[Data entries]
----------------
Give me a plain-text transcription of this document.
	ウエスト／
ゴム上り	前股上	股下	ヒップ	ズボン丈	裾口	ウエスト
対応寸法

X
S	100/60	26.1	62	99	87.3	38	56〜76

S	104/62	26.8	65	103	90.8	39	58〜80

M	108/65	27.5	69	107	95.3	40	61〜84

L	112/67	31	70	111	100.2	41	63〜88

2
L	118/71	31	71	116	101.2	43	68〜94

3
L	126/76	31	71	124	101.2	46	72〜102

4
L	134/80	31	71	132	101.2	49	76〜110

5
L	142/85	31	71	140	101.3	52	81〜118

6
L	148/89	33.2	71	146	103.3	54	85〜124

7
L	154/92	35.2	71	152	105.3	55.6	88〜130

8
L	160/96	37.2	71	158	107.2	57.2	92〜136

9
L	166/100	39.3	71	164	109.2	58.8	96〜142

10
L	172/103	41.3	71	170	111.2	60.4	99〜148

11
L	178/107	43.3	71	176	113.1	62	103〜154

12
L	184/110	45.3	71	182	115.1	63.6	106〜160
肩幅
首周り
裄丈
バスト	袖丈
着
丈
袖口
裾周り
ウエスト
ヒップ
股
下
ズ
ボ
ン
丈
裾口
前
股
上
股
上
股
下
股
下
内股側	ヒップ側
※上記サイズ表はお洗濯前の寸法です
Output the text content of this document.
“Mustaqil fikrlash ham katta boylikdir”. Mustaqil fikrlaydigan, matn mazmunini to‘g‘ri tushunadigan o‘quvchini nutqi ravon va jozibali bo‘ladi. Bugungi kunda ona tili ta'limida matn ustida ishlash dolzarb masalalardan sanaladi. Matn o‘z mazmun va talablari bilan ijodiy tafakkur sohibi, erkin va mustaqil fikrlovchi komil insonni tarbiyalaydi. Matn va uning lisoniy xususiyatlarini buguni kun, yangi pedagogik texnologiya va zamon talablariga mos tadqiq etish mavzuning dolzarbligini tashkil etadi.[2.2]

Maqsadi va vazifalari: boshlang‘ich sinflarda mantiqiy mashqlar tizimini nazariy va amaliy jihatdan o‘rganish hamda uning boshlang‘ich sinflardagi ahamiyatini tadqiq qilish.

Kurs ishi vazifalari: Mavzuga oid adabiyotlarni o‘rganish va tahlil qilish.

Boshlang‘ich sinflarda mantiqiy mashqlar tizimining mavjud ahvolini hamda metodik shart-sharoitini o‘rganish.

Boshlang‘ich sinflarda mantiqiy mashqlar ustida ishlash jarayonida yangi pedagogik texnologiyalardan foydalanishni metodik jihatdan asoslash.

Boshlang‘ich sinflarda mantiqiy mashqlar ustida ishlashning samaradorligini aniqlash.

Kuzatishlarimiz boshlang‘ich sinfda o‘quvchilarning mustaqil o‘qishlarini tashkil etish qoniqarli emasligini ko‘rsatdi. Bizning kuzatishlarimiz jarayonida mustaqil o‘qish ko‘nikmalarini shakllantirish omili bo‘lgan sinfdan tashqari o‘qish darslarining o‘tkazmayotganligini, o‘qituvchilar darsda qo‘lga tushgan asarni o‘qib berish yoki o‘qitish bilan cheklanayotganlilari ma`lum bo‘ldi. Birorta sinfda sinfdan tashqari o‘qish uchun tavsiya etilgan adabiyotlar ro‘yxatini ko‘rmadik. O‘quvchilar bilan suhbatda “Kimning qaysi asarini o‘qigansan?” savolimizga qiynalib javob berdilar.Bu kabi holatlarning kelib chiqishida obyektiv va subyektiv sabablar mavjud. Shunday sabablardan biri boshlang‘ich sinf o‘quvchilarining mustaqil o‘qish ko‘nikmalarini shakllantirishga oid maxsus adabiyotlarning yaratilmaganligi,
----------------
### [WHAT THE EXERCISE ASKS]
Take the lines above and print them exactly.

### [WRITTEN ANSWER]
Give me a plain-text transcription of this document.
	ウエスト／
ゴム上り	前股上	股下	ヒップ	ズボン丈	裾口	ウエスト
対応寸法

X
S	100/60	26.1	62	99	87.3	38	56〜76

S	104/62	26.8	65	103	90.8	39	58〜80

M	108/65	27.5	69	107	95.3	40	61〜84

L	112/67	31	70	111	100.2	41	63〜88

2
L	118/71	31	71	116	101.2	43	68〜94

3
L	126/76	31	71	124	101.2	46	72〜102

4
L	134/80	31	71	132	101.2	49	76〜110

5
L	142/85	31	71	140	101.3	52	81〜118

6
L	148/89	33.2	71	146	103.3	54	85〜124

7
L	154/92	35.2	71	152	105.3	55.6	88〜130

8
L	160/96	37.2	71	158	107.2	57.2	92〜136

9
L	166/100	39.3	71	164	109.2	58.8	96〜142

10
L	172/103	41.3	71	170	111.2	60.4	99〜148

11
L	178/107	43.3	71	176	113.1	62	103〜154

12
L	184/110	45.3	71	182	115.1	63.6	106〜160
肩幅
首周り
裄丈
バスト	袖丈
着
丈
袖口
裾周り
ウエスト
ヒップ
股
下
ズ
ボ
ン
丈
裾口
前
股
上
股
上
股
下
股
下
内股側	ヒップ側
※上記サイズ表はお洗濯前の寸法です
Output the text content of this document.
“Mustaqil fikrlash ham katta boylikdir”. Mustaqil fikrlaydigan, matn mazmunini to‘g‘ri tushunadigan o‘quvchini nutqi ravon va jozibali bo‘ladi. Bugungi kunda ona tili ta'limida matn ustida ishlash dolzarb masalalardan sanaladi. Matn o‘z mazmun va talablari bilan ijodiy tafakkur sohibi, erkin va mustaqil fikrlovchi komil insonni tarbiyalaydi. Matn va uning lisoniy xususiyatlarini buguni kun, yangi pedagogik texnologiya va zamon talablariga mos tadqiq etish mavzuning dolzarbligini tashkil etadi.[2.2]

Maqsadi va vazifalari: boshlang‘ich sinflarda mantiqiy mashqlar tizimini nazariy va amaliy jihatdan o‘rganish hamda uning boshlang‘ich sinflardagi ahamiyatini tadqiq qilish.

Kurs ishi vazifalari: Mavzuga oid adabiyotlarni o‘rganish va tahlil qilish.

Boshlang‘ich sinflarda mantiqiy mashqlar tizimining mavjud ahvolini hamda metodik shart-sharoitini o‘rganish.

Boshlang‘ich sinflarda mantiqiy mashqlar ustida ishlash jarayonida yangi pedagogik texnologiyalardan foydalanishni metodik jihatdan asoslash.

Boshlang‘ich sinflarda mantiqiy mashqlar ustida ishlashning samaradorligini aniqlash.

Kuzatishlarimiz boshlang‘ich sinfda o‘quvchilarning mustaqil o‘qishlarini tashkil etish qoniqarli emasligini ko‘rsatdi. Bizning kuzatishlarimiz jarayonida mustaqil o‘qish ko‘nikmalarini shakllantirish omili bo‘lgan sinfdan tashqari o‘qish darslarining o‘tkazmayotganligini, o‘qituvchilar darsda qo‘lga tushgan asarni o‘qib berish yoki o‘qitish bilan cheklanayotganlilari ma`lum bo‘ldi. Birorta sinfda sinfdan tashqari o‘qish uchun tavsiya etilgan adabiyotlar ro‘yxatini ko‘rmadik. O‘quvchilar bilan suhbatda “Kimning qaysi asarini o‘qigansan?” savolimizga qiynalib javob berdilar.Bu kabi holatlarning kelib chiqishida obyektiv va subyektiv sabablar mavjud. Shunday sabablardan biri boshlang‘ich sinf o‘quvchilarining mustaqil o‘qish ko‘nikmalarini shakllantirishga oid maxsus adabiyotlarning yaratilmaganligi,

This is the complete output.